> _Given exercise_: Report how many lines in the records below contain the word "marker". Give only the number.

> _Records to use_:
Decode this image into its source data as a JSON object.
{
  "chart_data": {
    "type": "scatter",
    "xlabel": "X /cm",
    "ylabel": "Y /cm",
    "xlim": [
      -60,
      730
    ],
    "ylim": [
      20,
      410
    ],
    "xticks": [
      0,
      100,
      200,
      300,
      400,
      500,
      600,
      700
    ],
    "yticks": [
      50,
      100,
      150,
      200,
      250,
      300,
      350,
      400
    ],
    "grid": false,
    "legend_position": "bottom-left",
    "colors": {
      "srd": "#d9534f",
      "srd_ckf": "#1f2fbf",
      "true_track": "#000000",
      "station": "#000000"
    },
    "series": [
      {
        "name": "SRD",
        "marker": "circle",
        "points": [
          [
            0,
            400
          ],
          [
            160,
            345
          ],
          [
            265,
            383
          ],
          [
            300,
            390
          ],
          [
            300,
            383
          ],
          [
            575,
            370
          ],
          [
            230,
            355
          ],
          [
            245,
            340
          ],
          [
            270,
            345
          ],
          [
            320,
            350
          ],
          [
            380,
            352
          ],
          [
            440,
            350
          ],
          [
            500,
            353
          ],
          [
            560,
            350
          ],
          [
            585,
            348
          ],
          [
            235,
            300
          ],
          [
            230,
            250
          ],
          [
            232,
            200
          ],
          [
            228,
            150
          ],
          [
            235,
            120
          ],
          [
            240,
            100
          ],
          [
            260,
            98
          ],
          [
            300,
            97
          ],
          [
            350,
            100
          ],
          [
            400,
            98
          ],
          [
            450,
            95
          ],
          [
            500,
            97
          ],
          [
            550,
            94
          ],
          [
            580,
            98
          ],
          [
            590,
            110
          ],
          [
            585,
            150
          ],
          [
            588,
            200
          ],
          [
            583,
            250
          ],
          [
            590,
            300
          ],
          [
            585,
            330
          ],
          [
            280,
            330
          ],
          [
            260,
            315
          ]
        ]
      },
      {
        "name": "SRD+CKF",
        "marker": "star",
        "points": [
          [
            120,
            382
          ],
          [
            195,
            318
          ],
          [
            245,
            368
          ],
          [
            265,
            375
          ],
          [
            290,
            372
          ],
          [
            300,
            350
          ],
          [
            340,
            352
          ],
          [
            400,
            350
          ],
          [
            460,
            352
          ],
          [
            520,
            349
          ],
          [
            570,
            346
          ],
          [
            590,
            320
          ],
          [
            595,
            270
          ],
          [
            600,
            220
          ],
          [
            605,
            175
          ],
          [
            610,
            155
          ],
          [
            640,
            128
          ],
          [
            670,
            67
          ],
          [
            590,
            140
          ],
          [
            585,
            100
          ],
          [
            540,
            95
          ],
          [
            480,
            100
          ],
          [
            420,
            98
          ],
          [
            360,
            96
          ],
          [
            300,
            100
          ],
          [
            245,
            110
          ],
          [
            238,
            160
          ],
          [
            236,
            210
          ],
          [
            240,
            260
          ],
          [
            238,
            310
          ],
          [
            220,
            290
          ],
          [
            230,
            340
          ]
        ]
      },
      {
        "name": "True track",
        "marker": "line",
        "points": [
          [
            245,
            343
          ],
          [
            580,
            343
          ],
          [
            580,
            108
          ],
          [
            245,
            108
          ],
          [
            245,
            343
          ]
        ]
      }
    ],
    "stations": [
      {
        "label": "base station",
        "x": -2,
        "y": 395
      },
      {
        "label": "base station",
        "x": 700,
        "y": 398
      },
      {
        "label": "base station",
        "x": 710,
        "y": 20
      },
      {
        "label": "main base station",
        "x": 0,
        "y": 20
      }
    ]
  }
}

> _Exercise solution_: 3